** Exercise objective **
Pick out each line of the records in which the word "name" appears.

** Material to process **
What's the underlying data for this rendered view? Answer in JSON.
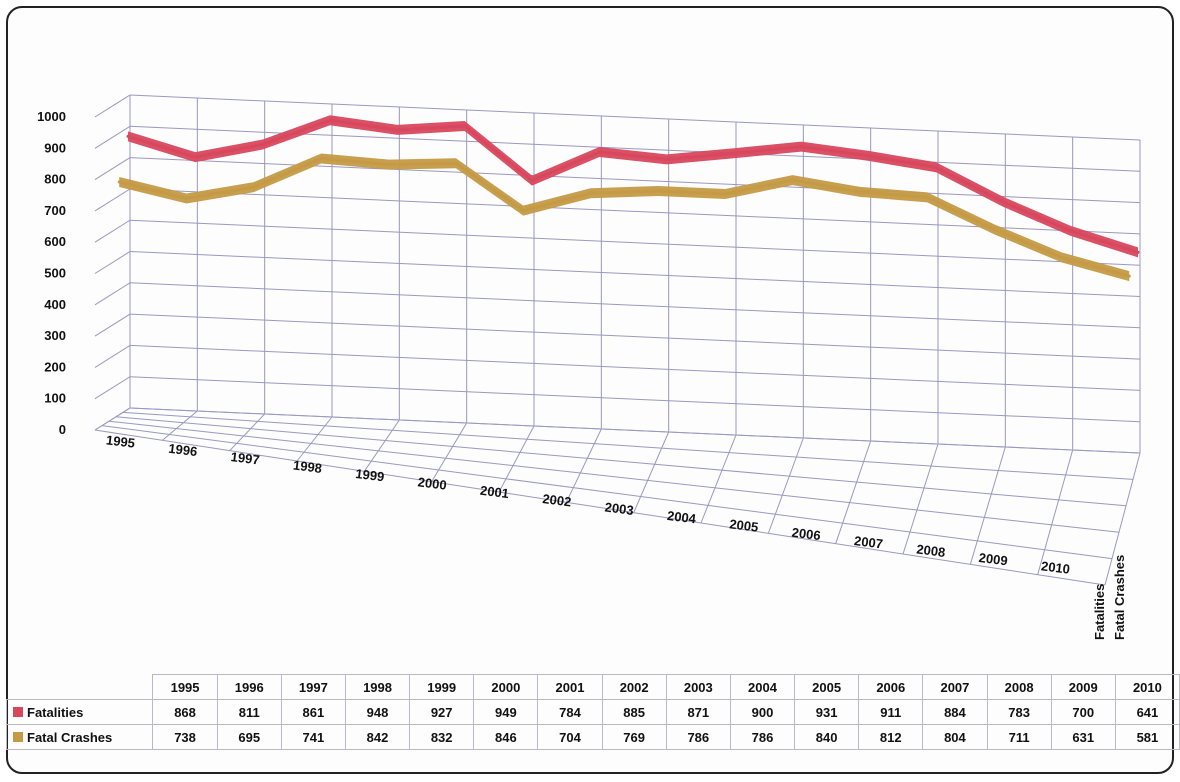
{
  "chart_data": {
    "type": "line",
    "title": "",
    "xlabel": "",
    "ylabel": "",
    "ylim": [
      0,
      1000
    ],
    "yticks": [
      0,
      100,
      200,
      300,
      400,
      500,
      600,
      700,
      800,
      900,
      1000
    ],
    "grid": true,
    "legend": "data-table",
    "categories": [
      "1995",
      "1996",
      "1997",
      "1998",
      "1999",
      "2000",
      "2001",
      "2002",
      "2003",
      "2004",
      "2005",
      "2006",
      "2007",
      "2008",
      "2009",
      "2010"
    ],
    "series": [
      {
        "name": "Fatalities",
        "color": "#d8475d",
        "values": [
          868,
          811,
          861,
          948,
          927,
          949,
          784,
          885,
          871,
          900,
          931,
          911,
          884,
          783,
          700,
          641
        ]
      },
      {
        "name": "Fatal Crashes",
        "color": "#c49a45",
        "values": [
          738,
          695,
          741,
          842,
          832,
          846,
          704,
          769,
          786,
          786,
          840,
          812,
          804,
          711,
          631,
          581
        ]
      }
    ],
    "depth_labels": [
      "Fatalities",
      "Fatal Crashes"
    ]
  }
}
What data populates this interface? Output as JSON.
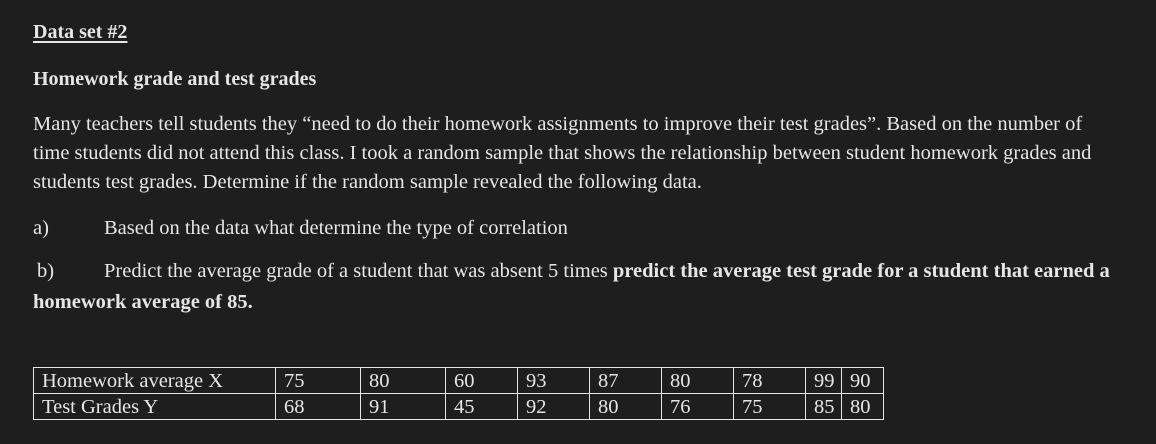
{
  "heading": "Data set #2",
  "subheading": "Homework grade and test grades",
  "paragraph": "Many teachers tell students they “need to do their homework assignments to improve their test grades”. Based on the number of time students did not attend this class. I took a random sample that shows the relationship between student homework grades and students test grades. Determine if the random sample revealed the following data.",
  "question_a": {
    "marker": "a)",
    "text": "Based on the data what determine the type of correlation"
  },
  "question_b": {
    "marker": "b)",
    "text_plain": "Predict the average grade of a student that was absent 5 times ",
    "text_bold": "predict the average test grade for a student that earned a homework average of 85."
  },
  "table": {
    "rows": [
      {
        "label": "Homework average X",
        "values": [
          "75",
          "80",
          "60",
          "93",
          "87",
          "80",
          "78",
          "99",
          "90"
        ]
      },
      {
        "label": "Test Grades Y",
        "values": [
          "68",
          "91",
          "45",
          "92",
          "80",
          "76",
          "75",
          "85",
          "80"
        ]
      }
    ]
  }
}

** Answer for the task **
        "name": "Fatalities",
        "name": "Fatal Crashes",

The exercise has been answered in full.